** SHORT TASK **
In the entries that follow, find the word "with" and report each line it is on.
>>>
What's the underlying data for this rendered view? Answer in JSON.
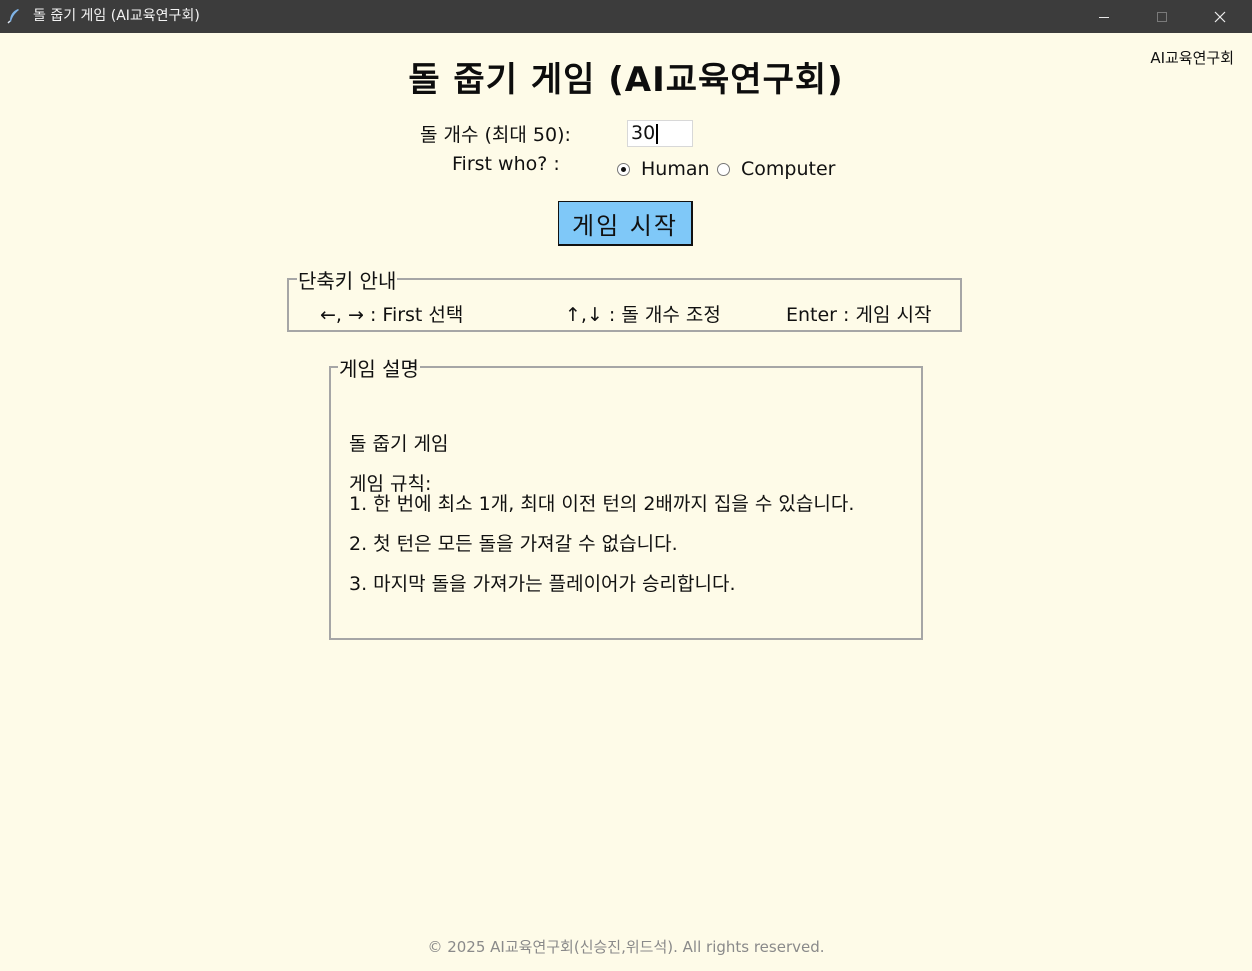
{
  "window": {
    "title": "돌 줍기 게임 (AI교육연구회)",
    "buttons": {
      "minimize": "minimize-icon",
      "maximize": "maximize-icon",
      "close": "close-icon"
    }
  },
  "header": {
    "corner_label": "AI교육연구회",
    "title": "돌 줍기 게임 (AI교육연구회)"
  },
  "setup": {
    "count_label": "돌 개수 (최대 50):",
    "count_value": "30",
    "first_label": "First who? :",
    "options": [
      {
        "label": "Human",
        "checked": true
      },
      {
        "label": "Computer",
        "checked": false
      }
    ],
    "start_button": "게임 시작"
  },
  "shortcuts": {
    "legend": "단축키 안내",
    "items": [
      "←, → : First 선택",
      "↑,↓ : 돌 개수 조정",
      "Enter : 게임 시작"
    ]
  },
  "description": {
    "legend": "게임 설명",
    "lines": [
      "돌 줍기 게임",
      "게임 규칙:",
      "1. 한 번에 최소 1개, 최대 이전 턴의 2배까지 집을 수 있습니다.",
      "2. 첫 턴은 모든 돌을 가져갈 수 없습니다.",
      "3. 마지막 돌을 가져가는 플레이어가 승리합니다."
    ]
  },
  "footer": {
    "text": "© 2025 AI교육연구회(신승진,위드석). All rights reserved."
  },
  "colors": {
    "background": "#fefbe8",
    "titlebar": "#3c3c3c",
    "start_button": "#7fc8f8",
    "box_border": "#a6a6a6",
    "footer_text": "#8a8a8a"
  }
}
<<<
>>>
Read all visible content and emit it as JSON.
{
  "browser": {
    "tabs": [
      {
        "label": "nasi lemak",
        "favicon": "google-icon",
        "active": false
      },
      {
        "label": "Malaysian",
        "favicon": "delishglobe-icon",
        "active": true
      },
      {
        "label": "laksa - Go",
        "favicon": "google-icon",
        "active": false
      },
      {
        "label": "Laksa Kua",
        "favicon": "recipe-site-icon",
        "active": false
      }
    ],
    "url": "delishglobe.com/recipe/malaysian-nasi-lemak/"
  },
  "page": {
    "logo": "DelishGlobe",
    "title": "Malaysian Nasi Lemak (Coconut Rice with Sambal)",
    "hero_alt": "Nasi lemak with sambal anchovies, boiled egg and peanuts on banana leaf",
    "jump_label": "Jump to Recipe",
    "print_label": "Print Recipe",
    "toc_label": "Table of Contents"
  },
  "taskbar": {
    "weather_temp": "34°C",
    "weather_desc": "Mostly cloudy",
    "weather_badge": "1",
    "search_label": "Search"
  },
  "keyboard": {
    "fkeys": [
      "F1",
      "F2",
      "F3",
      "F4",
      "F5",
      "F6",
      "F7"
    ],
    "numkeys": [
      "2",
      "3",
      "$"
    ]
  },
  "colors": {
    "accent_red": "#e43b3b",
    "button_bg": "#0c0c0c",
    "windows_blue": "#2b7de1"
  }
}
<<<
** EXERCISE RESPONSE **
    "title": "Malaysian Nasi Lemak (Coconut Rice with Sambal)",
    "hero_alt": "Nasi lemak with sambal anchovies, boiled egg and peanuts on banana leaf",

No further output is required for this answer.